* **EXERCISE AIM**: Go through the records and copy each line where the word "JSON" occurs.

* **INPUT FOR THIS TASK**:

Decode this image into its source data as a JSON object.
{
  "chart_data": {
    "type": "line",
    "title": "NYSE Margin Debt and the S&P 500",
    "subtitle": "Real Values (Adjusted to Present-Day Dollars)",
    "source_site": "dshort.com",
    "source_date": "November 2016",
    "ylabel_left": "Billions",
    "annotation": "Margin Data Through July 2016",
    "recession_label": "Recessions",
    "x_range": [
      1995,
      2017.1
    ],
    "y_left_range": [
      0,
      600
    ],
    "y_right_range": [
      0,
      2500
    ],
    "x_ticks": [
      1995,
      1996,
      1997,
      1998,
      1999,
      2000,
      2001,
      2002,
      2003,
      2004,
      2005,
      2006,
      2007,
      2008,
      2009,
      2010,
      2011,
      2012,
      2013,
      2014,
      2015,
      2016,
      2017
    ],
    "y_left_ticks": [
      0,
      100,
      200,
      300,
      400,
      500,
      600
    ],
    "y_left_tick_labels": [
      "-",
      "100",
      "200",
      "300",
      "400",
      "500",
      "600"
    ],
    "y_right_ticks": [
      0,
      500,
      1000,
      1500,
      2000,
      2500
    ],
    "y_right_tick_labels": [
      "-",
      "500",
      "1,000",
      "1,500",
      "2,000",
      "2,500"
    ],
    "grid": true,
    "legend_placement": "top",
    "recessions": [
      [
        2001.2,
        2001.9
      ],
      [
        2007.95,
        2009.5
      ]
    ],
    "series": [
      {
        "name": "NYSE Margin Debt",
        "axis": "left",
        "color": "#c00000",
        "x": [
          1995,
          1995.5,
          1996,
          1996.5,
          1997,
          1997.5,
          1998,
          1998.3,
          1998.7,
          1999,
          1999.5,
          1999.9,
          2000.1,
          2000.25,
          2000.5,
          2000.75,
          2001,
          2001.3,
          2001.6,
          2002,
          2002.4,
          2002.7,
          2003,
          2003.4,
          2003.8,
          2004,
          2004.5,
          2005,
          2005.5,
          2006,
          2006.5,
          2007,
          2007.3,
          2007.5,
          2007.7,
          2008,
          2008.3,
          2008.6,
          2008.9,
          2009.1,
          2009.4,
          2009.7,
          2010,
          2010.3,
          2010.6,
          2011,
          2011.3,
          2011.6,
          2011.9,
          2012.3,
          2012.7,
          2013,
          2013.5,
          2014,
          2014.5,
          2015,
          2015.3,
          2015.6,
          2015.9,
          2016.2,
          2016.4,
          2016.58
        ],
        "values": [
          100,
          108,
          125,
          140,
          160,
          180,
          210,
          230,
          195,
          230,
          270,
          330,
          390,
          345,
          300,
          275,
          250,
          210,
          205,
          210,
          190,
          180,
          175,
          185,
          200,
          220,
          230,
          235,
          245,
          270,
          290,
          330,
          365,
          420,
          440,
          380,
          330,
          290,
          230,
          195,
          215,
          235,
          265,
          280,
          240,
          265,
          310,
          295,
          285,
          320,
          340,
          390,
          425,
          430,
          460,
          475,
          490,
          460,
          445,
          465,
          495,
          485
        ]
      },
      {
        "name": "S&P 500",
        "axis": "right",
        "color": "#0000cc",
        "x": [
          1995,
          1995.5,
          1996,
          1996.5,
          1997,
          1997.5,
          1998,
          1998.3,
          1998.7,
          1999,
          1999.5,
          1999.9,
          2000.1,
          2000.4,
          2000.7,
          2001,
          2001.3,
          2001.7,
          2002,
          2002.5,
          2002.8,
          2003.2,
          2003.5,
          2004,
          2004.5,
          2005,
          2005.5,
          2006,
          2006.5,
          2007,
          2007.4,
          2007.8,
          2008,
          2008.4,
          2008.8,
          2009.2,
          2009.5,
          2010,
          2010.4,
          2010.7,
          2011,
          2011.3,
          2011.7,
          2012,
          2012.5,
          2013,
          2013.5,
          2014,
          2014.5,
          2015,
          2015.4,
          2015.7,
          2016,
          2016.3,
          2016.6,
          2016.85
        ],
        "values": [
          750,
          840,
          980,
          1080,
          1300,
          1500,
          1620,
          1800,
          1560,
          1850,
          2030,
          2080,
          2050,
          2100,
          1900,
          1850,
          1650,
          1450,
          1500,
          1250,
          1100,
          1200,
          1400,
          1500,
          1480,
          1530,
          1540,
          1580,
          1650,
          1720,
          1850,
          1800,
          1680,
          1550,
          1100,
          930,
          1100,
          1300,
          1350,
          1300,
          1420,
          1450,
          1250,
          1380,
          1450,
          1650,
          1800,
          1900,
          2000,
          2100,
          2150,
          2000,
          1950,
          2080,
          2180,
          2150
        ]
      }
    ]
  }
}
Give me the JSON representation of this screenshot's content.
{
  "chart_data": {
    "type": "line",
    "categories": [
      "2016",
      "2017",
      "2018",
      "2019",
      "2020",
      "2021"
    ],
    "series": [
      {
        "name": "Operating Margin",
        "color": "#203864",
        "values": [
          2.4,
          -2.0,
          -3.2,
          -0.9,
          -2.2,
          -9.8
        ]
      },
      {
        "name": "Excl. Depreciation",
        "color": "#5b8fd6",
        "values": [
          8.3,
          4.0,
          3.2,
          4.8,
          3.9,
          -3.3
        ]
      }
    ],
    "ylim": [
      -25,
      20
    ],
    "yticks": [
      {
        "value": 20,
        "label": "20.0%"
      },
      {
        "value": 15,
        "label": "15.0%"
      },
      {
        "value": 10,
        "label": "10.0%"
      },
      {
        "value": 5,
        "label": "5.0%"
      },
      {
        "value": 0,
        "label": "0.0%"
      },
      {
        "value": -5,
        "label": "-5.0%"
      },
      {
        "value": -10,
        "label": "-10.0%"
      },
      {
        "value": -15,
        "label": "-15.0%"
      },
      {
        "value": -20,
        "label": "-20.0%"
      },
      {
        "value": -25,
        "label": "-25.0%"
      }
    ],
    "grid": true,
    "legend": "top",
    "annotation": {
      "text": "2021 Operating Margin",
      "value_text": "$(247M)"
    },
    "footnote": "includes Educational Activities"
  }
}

* **TASK OUTPUT**:
Decode this image into its source data as a JSON object.
Give me the JSON representation of this screenshot's content.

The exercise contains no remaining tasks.